Reproduce each line bearing the word "methods".

═══ Data supplied ═══

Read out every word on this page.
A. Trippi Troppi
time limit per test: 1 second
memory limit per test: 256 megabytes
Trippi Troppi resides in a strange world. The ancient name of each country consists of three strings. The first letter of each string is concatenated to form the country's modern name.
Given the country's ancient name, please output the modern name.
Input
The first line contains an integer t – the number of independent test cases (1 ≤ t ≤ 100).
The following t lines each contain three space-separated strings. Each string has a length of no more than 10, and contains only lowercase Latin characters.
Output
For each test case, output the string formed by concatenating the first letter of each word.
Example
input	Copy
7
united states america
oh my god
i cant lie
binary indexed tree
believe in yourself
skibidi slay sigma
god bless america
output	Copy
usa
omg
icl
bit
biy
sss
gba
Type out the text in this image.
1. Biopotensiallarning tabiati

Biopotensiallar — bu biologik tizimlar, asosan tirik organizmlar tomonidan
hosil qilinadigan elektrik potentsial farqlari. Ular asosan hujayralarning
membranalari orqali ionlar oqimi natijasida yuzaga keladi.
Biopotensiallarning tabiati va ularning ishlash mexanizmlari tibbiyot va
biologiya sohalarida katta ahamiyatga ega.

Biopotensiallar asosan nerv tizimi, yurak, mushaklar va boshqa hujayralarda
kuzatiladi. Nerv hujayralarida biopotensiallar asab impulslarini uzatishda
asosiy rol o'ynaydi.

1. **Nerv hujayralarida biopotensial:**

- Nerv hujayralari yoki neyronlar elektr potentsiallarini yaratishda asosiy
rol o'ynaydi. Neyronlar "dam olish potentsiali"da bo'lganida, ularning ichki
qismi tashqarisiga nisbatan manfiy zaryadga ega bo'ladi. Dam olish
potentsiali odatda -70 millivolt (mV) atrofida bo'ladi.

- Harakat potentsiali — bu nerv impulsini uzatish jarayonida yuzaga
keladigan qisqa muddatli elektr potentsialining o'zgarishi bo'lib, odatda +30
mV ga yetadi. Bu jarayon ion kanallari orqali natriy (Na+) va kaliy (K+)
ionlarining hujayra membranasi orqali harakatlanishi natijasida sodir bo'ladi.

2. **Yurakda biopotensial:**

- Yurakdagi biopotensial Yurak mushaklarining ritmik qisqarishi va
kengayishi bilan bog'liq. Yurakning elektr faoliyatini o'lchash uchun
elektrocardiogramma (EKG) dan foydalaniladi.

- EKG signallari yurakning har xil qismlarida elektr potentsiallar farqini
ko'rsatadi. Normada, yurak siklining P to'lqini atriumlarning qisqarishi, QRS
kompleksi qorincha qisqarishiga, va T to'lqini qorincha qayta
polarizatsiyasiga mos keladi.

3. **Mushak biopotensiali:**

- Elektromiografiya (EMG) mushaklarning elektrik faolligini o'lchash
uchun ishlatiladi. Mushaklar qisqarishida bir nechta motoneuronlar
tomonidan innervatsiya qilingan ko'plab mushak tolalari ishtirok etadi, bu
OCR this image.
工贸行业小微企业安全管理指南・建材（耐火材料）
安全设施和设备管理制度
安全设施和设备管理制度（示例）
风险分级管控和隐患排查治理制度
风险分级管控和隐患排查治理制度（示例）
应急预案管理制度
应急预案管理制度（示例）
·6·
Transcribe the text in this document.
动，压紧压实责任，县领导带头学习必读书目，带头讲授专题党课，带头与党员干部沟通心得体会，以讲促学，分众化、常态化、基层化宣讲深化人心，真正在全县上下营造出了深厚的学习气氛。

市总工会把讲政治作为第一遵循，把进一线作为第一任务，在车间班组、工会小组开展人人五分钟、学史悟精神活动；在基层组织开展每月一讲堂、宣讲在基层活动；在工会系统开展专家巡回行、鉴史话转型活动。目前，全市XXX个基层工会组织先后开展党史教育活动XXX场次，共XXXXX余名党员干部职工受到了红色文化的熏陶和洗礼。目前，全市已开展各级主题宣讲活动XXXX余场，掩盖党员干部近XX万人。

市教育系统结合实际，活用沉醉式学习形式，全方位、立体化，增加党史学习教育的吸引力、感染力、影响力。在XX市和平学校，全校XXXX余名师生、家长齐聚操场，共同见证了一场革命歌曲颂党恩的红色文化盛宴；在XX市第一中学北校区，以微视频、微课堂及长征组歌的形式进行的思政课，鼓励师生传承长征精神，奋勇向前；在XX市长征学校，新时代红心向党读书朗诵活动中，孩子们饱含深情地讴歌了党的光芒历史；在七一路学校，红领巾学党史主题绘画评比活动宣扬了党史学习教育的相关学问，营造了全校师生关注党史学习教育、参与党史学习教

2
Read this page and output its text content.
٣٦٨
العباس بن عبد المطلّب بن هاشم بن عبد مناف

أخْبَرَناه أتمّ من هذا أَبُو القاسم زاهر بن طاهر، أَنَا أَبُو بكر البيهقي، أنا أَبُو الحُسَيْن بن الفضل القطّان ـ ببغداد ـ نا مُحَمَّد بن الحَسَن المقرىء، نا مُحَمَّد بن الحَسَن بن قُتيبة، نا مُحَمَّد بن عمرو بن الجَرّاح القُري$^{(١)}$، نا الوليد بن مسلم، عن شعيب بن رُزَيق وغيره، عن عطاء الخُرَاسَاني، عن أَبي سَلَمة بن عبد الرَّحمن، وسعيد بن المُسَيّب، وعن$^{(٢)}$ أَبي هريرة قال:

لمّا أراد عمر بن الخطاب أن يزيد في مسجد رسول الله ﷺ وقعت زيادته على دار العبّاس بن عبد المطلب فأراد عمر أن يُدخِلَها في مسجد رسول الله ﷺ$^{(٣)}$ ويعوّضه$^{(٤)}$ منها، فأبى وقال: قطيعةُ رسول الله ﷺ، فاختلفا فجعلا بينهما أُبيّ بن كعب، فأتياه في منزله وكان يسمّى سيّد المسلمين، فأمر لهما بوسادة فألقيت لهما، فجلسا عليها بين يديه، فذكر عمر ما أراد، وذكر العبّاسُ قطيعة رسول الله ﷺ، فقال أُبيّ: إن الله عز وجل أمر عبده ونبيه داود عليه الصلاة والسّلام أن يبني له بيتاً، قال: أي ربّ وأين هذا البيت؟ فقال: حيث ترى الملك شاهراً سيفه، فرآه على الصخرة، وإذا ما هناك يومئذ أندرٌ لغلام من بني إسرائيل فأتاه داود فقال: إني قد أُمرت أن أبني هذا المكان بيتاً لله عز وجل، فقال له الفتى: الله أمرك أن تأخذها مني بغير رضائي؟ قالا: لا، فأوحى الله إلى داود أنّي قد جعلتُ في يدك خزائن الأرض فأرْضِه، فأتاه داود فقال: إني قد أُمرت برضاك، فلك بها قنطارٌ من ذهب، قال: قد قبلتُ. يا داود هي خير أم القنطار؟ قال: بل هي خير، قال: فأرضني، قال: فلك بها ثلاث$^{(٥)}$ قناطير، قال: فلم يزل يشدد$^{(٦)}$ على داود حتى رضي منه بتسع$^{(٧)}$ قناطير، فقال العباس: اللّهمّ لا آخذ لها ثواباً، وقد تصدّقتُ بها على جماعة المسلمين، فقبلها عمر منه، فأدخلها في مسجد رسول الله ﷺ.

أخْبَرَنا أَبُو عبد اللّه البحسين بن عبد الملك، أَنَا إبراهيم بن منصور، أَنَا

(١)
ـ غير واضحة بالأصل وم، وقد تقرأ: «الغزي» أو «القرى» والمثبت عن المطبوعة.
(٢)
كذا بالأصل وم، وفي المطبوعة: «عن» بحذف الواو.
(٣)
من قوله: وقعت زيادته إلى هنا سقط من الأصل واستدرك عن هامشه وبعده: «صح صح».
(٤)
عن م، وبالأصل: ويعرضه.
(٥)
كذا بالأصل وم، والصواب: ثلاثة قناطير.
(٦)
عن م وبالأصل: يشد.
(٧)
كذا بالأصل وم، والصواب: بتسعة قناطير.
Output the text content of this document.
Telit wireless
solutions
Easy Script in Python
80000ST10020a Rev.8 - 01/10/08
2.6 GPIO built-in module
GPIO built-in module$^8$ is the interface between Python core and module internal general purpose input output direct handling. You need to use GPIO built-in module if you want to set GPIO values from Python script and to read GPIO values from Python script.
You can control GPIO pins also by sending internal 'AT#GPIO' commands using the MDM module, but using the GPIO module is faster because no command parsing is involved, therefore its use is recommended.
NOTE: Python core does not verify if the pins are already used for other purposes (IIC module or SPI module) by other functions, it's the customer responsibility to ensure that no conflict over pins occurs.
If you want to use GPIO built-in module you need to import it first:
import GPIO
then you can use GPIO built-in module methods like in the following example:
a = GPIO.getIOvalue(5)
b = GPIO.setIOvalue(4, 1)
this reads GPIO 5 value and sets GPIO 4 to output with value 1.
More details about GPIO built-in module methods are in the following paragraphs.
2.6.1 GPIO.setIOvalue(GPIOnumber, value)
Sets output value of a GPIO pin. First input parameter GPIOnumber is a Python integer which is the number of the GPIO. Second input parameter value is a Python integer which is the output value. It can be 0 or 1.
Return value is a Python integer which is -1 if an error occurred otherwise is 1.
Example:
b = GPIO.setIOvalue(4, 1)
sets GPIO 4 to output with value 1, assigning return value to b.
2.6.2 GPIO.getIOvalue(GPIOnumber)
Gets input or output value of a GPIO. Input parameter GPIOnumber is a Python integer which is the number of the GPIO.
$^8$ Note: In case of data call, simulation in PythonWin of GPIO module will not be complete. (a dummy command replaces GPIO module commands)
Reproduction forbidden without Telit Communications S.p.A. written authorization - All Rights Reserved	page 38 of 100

═══

* **Full solution**
then you can use GPIO built-in module methods like in the following example:
More details about GPIO built-in module methods are in the following paragraphs.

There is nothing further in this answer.